▶ **TASK TO COMPLETE**: Exclude the pictures and reproduce the remaining data exactly as written.

[A block of data]
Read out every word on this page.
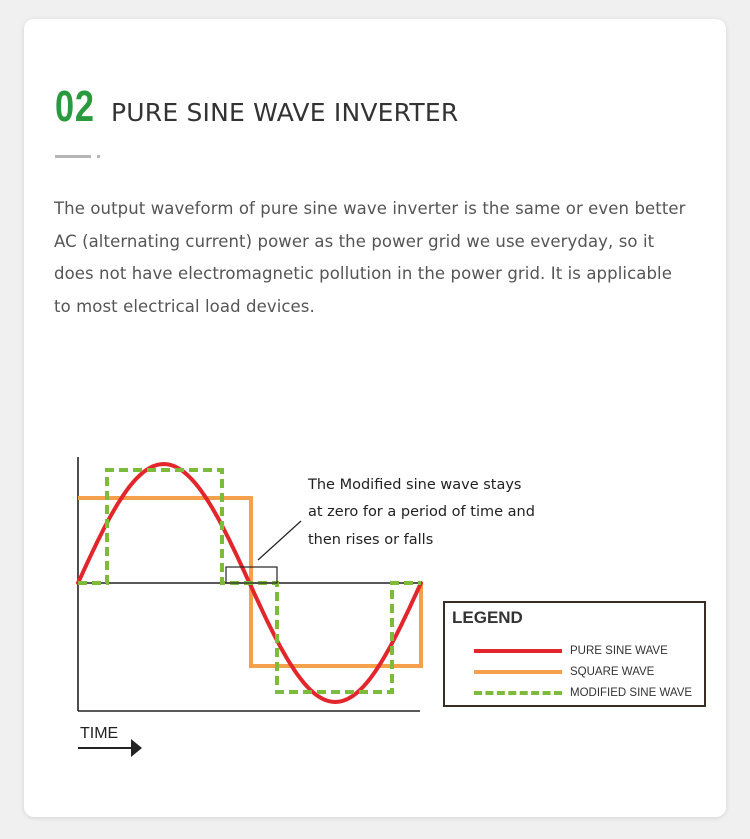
02 PURE SINE WAVE INVERTER
The output waveform of pure sine wave inverter is the same or even better AC (alternating current) power as the power grid we use everyday, so it does not have electromagnetic pollution in the power grid. It is applicable to most electrical load devices.
The Modified sine wave stays
at zero for a period of time and
then rises or falls
TIME
LEGEND
PURE SINE WAVE
SQUARE WAVE
MODIFIED SINE WAVE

▶ **IN RESPONSE**:
Read out every word on this page.
02 PURE SINE WAVE INVERTER
The output waveform of pure sine wave inverter is the same or even better AC (alternating current) power as the power grid we use everyday, so it does not have electromagnetic pollution in the power grid. It is applicable to most electrical load devices.
The Modified sine wave stays
at zero for a period of time and
then rises or falls
TIME
LEGEND
PURE SINE WAVE
SQUARE WAVE
MODIFIED SINE WAVE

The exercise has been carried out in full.